Structured figure records:
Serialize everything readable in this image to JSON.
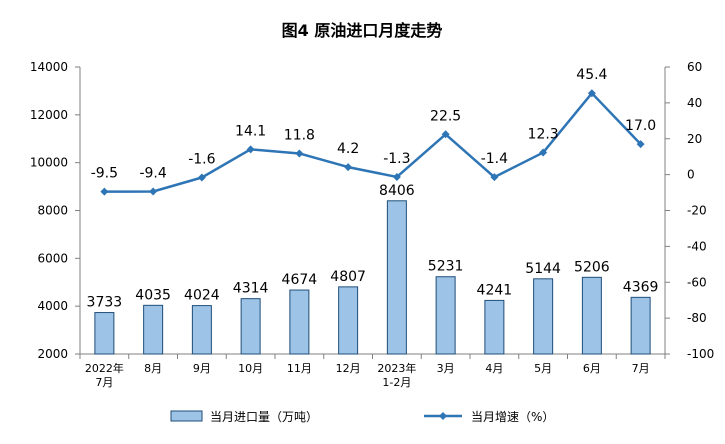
{
  "chart_data": {
    "type": "bar+line",
    "title": "图4 原油进口月度走势",
    "categories": [
      [
        "2022年",
        "7月"
      ],
      [
        "8月"
      ],
      [
        "9月"
      ],
      [
        "10月"
      ],
      [
        "11月"
      ],
      [
        "12月"
      ],
      [
        "2023年",
        "1-2月"
      ],
      [
        "3月"
      ],
      [
        "4月"
      ],
      [
        "5月"
      ],
      [
        "6月"
      ],
      [
        "7月"
      ]
    ],
    "series": [
      {
        "name": "当月进口量（万吨）",
        "type": "bar",
        "axis": "left",
        "values": [
          3733,
          4035,
          4024,
          4314,
          4674,
          4807,
          8406,
          5231,
          4241,
          5144,
          5206,
          4369
        ],
        "labels": [
          "3733",
          "4035",
          "4024",
          "4314",
          "4674",
          "4807",
          "8406",
          "5231",
          "4241",
          "5144",
          "5206",
          "4369"
        ]
      },
      {
        "name": "当月增速（%）",
        "type": "line",
        "axis": "right",
        "values": [
          -9.5,
          -9.4,
          -1.6,
          14.1,
          11.8,
          4.2,
          -1.3,
          22.5,
          -1.4,
          12.3,
          45.4,
          17.0
        ],
        "labels": [
          "-9.5",
          "-9.4",
          "-1.6",
          "14.1",
          "11.8",
          "4.2",
          "-1.3",
          "22.5",
          "-1.4",
          "12.3",
          "45.4",
          "17.0"
        ]
      }
    ],
    "y_left": {
      "min": 2000,
      "max": 14000,
      "ticks": [
        "14000",
        "12000",
        "10000",
        "8000",
        "6000",
        "4000",
        "2000"
      ],
      "tick_values": [
        14000,
        12000,
        10000,
        8000,
        6000,
        4000,
        2000
      ]
    },
    "y_right": {
      "min": -100,
      "max": 60,
      "ticks": [
        "60",
        "40",
        "20",
        "0",
        "-20",
        "-40",
        "-60",
        "-80",
        "-100"
      ],
      "tick_values": [
        60,
        40,
        20,
        0,
        -20,
        -40,
        -60,
        -80,
        -100
      ]
    },
    "grid": false,
    "legend_position": "bottom",
    "colors": {
      "bar_fill": "#9DC3E6",
      "bar_stroke": "#1F4E79",
      "line": "#2E75B6",
      "axis": "#808080"
    }
  }
}
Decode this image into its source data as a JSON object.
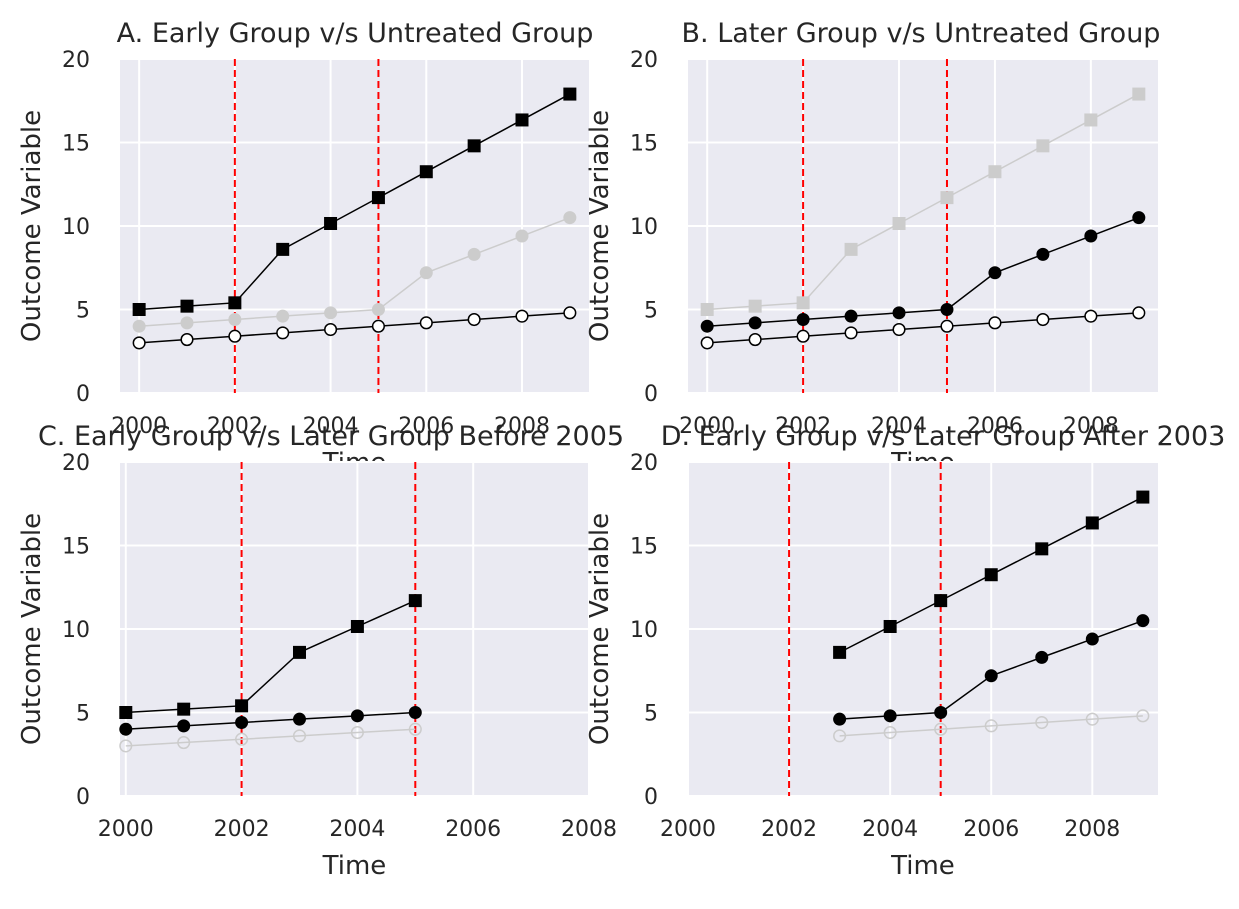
{
  "colors": {
    "plot_background": "#eaeaf2",
    "grid": "#ffffff",
    "vline": "#ff0000",
    "series_active": "#000000",
    "series_faded": "#cccccc"
  },
  "chart_data": [
    {
      "type": "line",
      "title": "A. Early Group v/s Untreated Group",
      "xlabel": "Time",
      "ylabel": "Outcome Variable",
      "xlim": [
        1999.6,
        2009.4
      ],
      "ylim": [
        0,
        20
      ],
      "xticks": [
        2000,
        2002,
        2004,
        2006,
        2008
      ],
      "yticks": [
        0,
        5,
        10,
        15,
        20
      ],
      "grid": true,
      "vlines": [
        2002,
        2005
      ],
      "series": [
        {
          "style": "faded",
          "marker": "circle-filled",
          "x": [
            2000,
            2001,
            2002,
            2003,
            2004,
            2005,
            2006,
            2007,
            2008,
            2009
          ],
          "values": [
            4,
            4.2,
            4.4,
            4.6,
            4.8,
            5.0,
            7.2,
            8.3,
            9.4,
            10.5
          ]
        },
        {
          "style": "active",
          "marker": "square",
          "x": [
            2000,
            2001,
            2002,
            2003,
            2004,
            2005,
            2006,
            2007,
            2008,
            2009
          ],
          "values": [
            5,
            5.2,
            5.4,
            8.6,
            10.15,
            11.7,
            13.25,
            14.8,
            16.35,
            17.9
          ]
        },
        {
          "style": "active",
          "marker": "circle-open",
          "x": [
            2000,
            2001,
            2002,
            2003,
            2004,
            2005,
            2006,
            2007,
            2008,
            2009
          ],
          "values": [
            3,
            3.2,
            3.4,
            3.6,
            3.8,
            4.0,
            4.2,
            4.4,
            4.6,
            4.8
          ]
        }
      ]
    },
    {
      "type": "line",
      "title": "B. Later Group v/s Untreated Group",
      "xlabel": "Time",
      "ylabel": "Outcome Variable",
      "xlim": [
        1999.6,
        2009.4
      ],
      "ylim": [
        0,
        20
      ],
      "xticks": [
        2000,
        2002,
        2004,
        2006,
        2008
      ],
      "yticks": [
        0,
        5,
        10,
        15,
        20
      ],
      "grid": true,
      "vlines": [
        2002,
        2005
      ],
      "series": [
        {
          "style": "faded",
          "marker": "square",
          "x": [
            2000,
            2001,
            2002,
            2003,
            2004,
            2005,
            2006,
            2007,
            2008,
            2009
          ],
          "values": [
            5,
            5.2,
            5.4,
            8.6,
            10.15,
            11.7,
            13.25,
            14.8,
            16.35,
            17.9
          ]
        },
        {
          "style": "active",
          "marker": "circle-filled",
          "x": [
            2000,
            2001,
            2002,
            2003,
            2004,
            2005,
            2006,
            2007,
            2008,
            2009
          ],
          "values": [
            4,
            4.2,
            4.4,
            4.6,
            4.8,
            5.0,
            7.2,
            8.3,
            9.4,
            10.5
          ]
        },
        {
          "style": "active",
          "marker": "circle-open",
          "x": [
            2000,
            2001,
            2002,
            2003,
            2004,
            2005,
            2006,
            2007,
            2008,
            2009
          ],
          "values": [
            3,
            3.2,
            3.4,
            3.6,
            3.8,
            4.0,
            4.2,
            4.4,
            4.6,
            4.8
          ]
        }
      ]
    },
    {
      "type": "line",
      "title": "C. Early Group v/s Later Group Before 2005",
      "xlabel": "Time",
      "ylabel": "Outcome Variable",
      "xlim": [
        1999.9,
        2008
      ],
      "ylim": [
        0,
        20
      ],
      "xticks": [
        2000,
        2002,
        2004,
        2006,
        2008
      ],
      "yticks": [
        0,
        5,
        10,
        15,
        20
      ],
      "grid": true,
      "vlines": [
        2002,
        2005
      ],
      "series": [
        {
          "style": "faded",
          "marker": "circle-open",
          "x": [
            2000,
            2001,
            2002,
            2003,
            2004,
            2005
          ],
          "values": [
            3,
            3.2,
            3.4,
            3.6,
            3.8,
            4.0
          ]
        },
        {
          "style": "active",
          "marker": "square",
          "x": [
            2000,
            2001,
            2002,
            2003,
            2004,
            2005
          ],
          "values": [
            5,
            5.2,
            5.4,
            8.6,
            10.15,
            11.7
          ]
        },
        {
          "style": "active",
          "marker": "circle-filled",
          "x": [
            2000,
            2001,
            2002,
            2003,
            2004,
            2005
          ],
          "values": [
            4,
            4.2,
            4.4,
            4.6,
            4.8,
            5.0
          ]
        }
      ]
    },
    {
      "type": "line",
      "title": "D. Early Group v/s Later Group After 2003",
      "xlabel": "Time",
      "ylabel": "Outcome Variable",
      "xlim": [
        2000,
        2009.3
      ],
      "ylim": [
        0,
        20
      ],
      "xticks": [
        2000,
        2002,
        2004,
        2006,
        2008
      ],
      "yticks": [
        0,
        5,
        10,
        15,
        20
      ],
      "grid": true,
      "vlines": [
        2002,
        2005
      ],
      "series": [
        {
          "style": "faded",
          "marker": "circle-open",
          "x": [
            2003,
            2004,
            2005,
            2006,
            2007,
            2008,
            2009
          ],
          "values": [
            3.6,
            3.8,
            4.0,
            4.2,
            4.4,
            4.6,
            4.8
          ]
        },
        {
          "style": "active",
          "marker": "square",
          "x": [
            2003,
            2004,
            2005,
            2006,
            2007,
            2008,
            2009
          ],
          "values": [
            8.6,
            10.15,
            11.7,
            13.25,
            14.8,
            16.35,
            17.9
          ]
        },
        {
          "style": "active",
          "marker": "circle-filled",
          "x": [
            2003,
            2004,
            2005,
            2006,
            2007,
            2008,
            2009
          ],
          "values": [
            4.6,
            4.8,
            5.0,
            7.2,
            8.3,
            9.4,
            10.5
          ]
        }
      ]
    }
  ]
}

TO BE DONE:
Which lines contain the word "Later"? Copy each of them.

WORKED ANSWER:
      "title": "B. Later Group v/s Untreated Group",
      "title": "C. Early Group v/s Later Group Before 2005",
      "title": "D. Early Group v/s Later Group After 2003",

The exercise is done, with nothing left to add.